--- EXERCISE INSTRUCTIONS ---
1. Copy the commentary on Jehoshaphat from "(2) He was the" down to "are doubly culpable.", replacing "pious parents" with "devout parents" each time it occurs.
2. In the commentary on Jehoshaphat, what was the name of Jehoshaphat's mother?
:: DOCUMENT SEGMENT
And there was no king in Edom; a deputy served as king.
I. THE PRAISE OF JEHOSHAPHAT.
1. He came of a good stock.
(1) He was "of the house and lineage of David." The traditions of that house were in many respects a glorious inheritance. David was a "man after God's own heart." In no instance was he found inclining to idolatry.
(2) He was the son of Asa. Of his mother we have this significant mention: "And his mother's name was Azubah, the daughter of Shilhi. And he walked in the ways of Asa his father, and departed not from it, doing that which was right in the sight of the Lord." This suggests the healthiness of his mothers moral influence. The reference here to Asa, too, is highly honourable.
(3) The blessing of pious parents is inestimable. It works beneficially in example, in precept, in solicitude. This last is most effectual in prayer to God. Those who are favoured with godly parents should praise God evermore. Wicked children of pious parents are doubly culpable.
2. He improved his advantages.
(1) He "walked in the ways of Asa his father." These were ways of righteousness. Let the children of godly parents now ask themselves whether they walk in the good ways of their ancestors.
(2) He "turned not aside from it. He showed no favour to idolatry. The note which follows is no impeachment of the truth of this statement: "Nevertheless the high places were not taken away; for the people offered and burnt incense yet in the high places." The high places that Jehoshaphat spared were those in which the true God was worshipped in accordance with the usage of patriarchal times (see 2 Chronicles 33:17).
::::
:: STORED RECORDS
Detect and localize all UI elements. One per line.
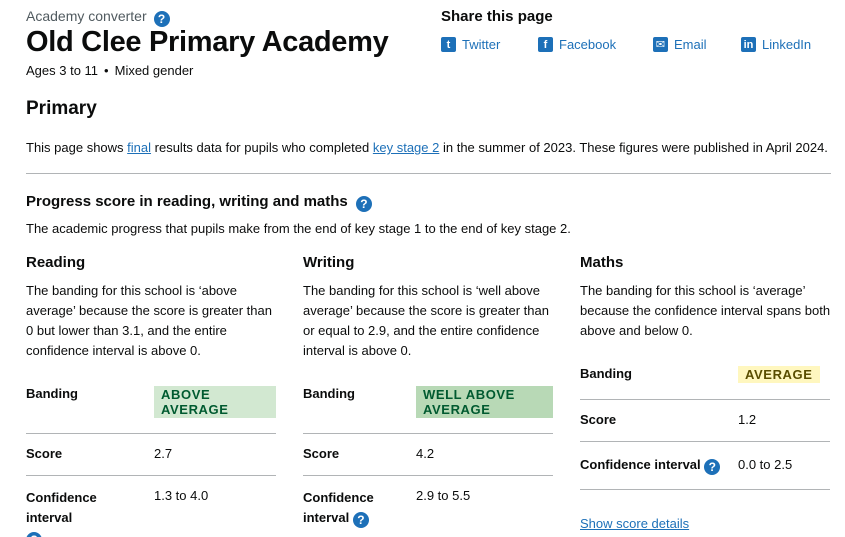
share-facebook-label: Facebook (559, 37, 617, 52)
maths-ci-row: Confidence interval ? 0.0 to 2.5 (580, 442, 830, 490)
writing-score-row: Score 4.2 (303, 434, 553, 476)
phase-heading: Primary (26, 98, 97, 119)
reading-heading: Reading (26, 254, 86, 271)
progress-description: The academic progress that pupils make f… (26, 221, 571, 236)
show-score-details-link[interactable]: Show score details (580, 516, 689, 531)
progress-heading-text: Progress score in reading, writing and m… (26, 193, 348, 210)
school-name: Old Clee Primary Academy (26, 26, 389, 58)
reading-banding-label: Banding (26, 386, 78, 401)
gender: Mixed gender (114, 63, 194, 78)
reading-score-label: Score (26, 446, 63, 461)
help-icon[interactable]: ? (153, 11, 170, 27)
writing-banding-label: Banding (303, 386, 355, 401)
maths-column: Maths The banding for this school is ‘av… (580, 254, 832, 531)
writing-score-label: Score (303, 446, 340, 461)
school-type-label: Academy converter (26, 8, 147, 24)
results-intro: This page shows final results data for p… (26, 140, 828, 155)
share-title: Share this page (441, 8, 553, 25)
maths-ci-value: 0.0 to 2.5 (738, 457, 793, 472)
school-type-caption: Academy converter ? (26, 8, 170, 27)
section-divider (26, 173, 831, 174)
writing-description: The banding for this school is ‘well abo… (303, 283, 549, 358)
share-twitter-label: Twitter (462, 37, 501, 52)
reading-score-row: Score 2.7 (26, 434, 276, 476)
intro-text-2: results data for pupils who completed (151, 140, 373, 155)
progress-heading: Progress score in reading, writing and m… (26, 193, 372, 212)
maths-score-label: Score (580, 412, 617, 427)
maths-score-value: 1.2 (738, 412, 757, 427)
intro-text-3: in the summer of 2023. These figures wer… (439, 140, 828, 155)
share-facebook-link[interactable]: f Facebook (538, 37, 653, 52)
intro-text-1: This page shows (26, 140, 128, 155)
maths-heading: Maths (580, 254, 624, 271)
maths-score-row: Score 1.2 (580, 400, 830, 442)
writing-ci-label: Confidence interval ? (303, 488, 403, 528)
reading-score-value: 2.7 (154, 446, 173, 461)
linkedin-icon: in (741, 37, 756, 52)
reading-ci-label-text: Confidence interval (26, 490, 97, 525)
age-range: Ages 3 to 11 (26, 63, 99, 78)
maths-ci-label-text: Confidence interval (580, 457, 701, 472)
twitter-icon: t (441, 37, 456, 52)
writing-ci-row: Confidence interval ? 2.9 to 5.5 (303, 476, 553, 536)
key-stage-2-link[interactable]: key stage 2 (373, 140, 440, 155)
reading-column: Reading The banding for this school is ‘… (26, 254, 278, 537)
writing-score-value: 4.2 (416, 446, 435, 461)
maths-banding-label: Banding (580, 366, 632, 381)
reading-banding-tag: Above average (154, 386, 276, 418)
facebook-icon: f (538, 37, 553, 52)
reading-ci-row: Confidence interval? 1.3 to 4.0 (26, 476, 276, 537)
share-twitter-link[interactable]: t Twitter (441, 37, 538, 52)
help-icon[interactable]: ? (26, 532, 42, 537)
separator-dot: • (104, 63, 109, 78)
maths-ci-label: Confidence interval ? (580, 457, 721, 475)
reading-ci-value: 1.3 to 4.0 (154, 488, 209, 503)
writing-ci-value: 2.9 to 5.5 (416, 488, 471, 503)
help-icon[interactable]: ? (352, 512, 369, 528)
share-email-label: Email (674, 37, 707, 52)
share-links: t Twitter f Facebook ✉ Email in LinkedIn (441, 37, 811, 52)
writing-column: Writing The banding for this school is ‘… (303, 254, 555, 528)
maths-banding-row: Banding Average (580, 358, 830, 400)
school-meta: Ages 3 to 11 • Mixed gender (26, 63, 193, 78)
reading-description: The banding for this school is ‘above av… (26, 283, 272, 358)
email-icon: ✉ (653, 37, 668, 52)
writing-banding-row: Banding Well above average (303, 378, 553, 434)
maths-description: The banding for this school is ‘average’… (580, 283, 831, 338)
share-linkedin-label: LinkedIn (762, 37, 812, 52)
reading-ci-label: Confidence interval? (26, 488, 136, 537)
final-link[interactable]: final (127, 140, 151, 155)
share-linkedin-link[interactable]: in LinkedIn (741, 37, 811, 52)
writing-banding-tag: Well above average (416, 386, 553, 418)
help-icon[interactable]: ? (704, 459, 721, 475)
maths-banding-tag: Average (738, 366, 820, 383)
writing-heading: Writing (303, 254, 355, 271)
help-icon[interactable]: ? (355, 196, 372, 212)
reading-banding-row: Banding Above average (26, 378, 276, 434)
share-email-link[interactable]: ✉ Email (653, 37, 741, 52)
::::
--- TASK RESULTS ---
1.
(2) He was the son of Asa. Of his mother we have this significant mention: "And his mother's name was Azubah, the daughter of Shilhi. And he walked in the ways of Asa his father, and departed not from it, doing that which was right in the sight of the Lord." This suggests the healthiness of his mothers moral influence. The reference here to Asa, too, is highly honourable.
(3) The blessing of devout parents is inestimable. It works beneficially in example, in precept, in solicitude. This last is most effectual in prayer to God. Those who are favoured with godly parents should praise God evermore. Wicked children of devout parents are doubly culpable.

2. Azubah, the daughter of Shilhi.